**Requirements:**
Extract all of the entries and set them down verbatim.

**Materials provided:**
■ ■ ■ ■ ■
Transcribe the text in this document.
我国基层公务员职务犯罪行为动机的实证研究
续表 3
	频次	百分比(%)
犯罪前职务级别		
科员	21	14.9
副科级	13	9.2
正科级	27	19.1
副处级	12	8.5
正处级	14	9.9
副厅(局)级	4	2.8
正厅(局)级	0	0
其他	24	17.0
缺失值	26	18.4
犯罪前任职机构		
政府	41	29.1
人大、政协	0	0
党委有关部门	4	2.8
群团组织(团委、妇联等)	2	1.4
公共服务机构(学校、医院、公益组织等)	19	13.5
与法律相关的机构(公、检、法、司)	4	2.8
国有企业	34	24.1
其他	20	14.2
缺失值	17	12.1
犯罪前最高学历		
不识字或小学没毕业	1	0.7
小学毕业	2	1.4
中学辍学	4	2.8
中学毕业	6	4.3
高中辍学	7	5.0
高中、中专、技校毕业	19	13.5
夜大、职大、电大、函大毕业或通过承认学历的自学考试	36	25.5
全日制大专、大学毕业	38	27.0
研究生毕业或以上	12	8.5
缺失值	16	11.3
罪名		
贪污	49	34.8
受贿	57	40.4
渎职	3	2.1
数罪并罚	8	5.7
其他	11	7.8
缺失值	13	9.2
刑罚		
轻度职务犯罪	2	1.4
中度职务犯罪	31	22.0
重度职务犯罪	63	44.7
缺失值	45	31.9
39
■ ■ ■ ■ ■
**Answer for the task:**
Transcribe the text in this document.
我国基层公务员职务犯罪行为动机的实证研究
续表 3
	频次	百分比(%)
犯罪前职务级别		
科员	21	14.9
副科级	13	9.2
正科级	27	19.1
副处级	12	8.5
正处级	14	9.9
副厅(局)级	4	2.8
正厅(局)级	0	0
其他	24	17.0
缺失值	26	18.4
犯罪前任职机构		
政府	41	29.1
人大、政协	0	0
党委有关部门	4	2.8
群团组织(团委、妇联等)	2	1.4
公共服务机构(学校、医院、公益组织等)	19	13.5
与法律相关的机构(公、检、法、司)	4	2.8
国有企业	34	24.1
其他	20	14.2
缺失值	17	12.1
犯罪前最高学历		
不识字或小学没毕业	1	0.7
小学毕业	2	1.4
中学辍学	4	2.8
中学毕业	6	4.3
高中辍学	7	5.0
高中、中专、技校毕业	19	13.5
夜大、职大、电大、函大毕业或通过承认学历的自学考试	36	25.5
全日制大专、大学毕业	38	27.0
研究生毕业或以上	12	8.5
缺失值	16	11.3
罪名		
贪污	49	34.8
受贿	57	40.4
渎职	3	2.1
数罪并罚	8	5.7
其他	11	7.8
缺失值	13	9.2
刑罚		
轻度职务犯罪	2	1.4
中度职务犯罪	31	22.0
重度职务犯罪	63	44.7
缺失值	45	31.9
39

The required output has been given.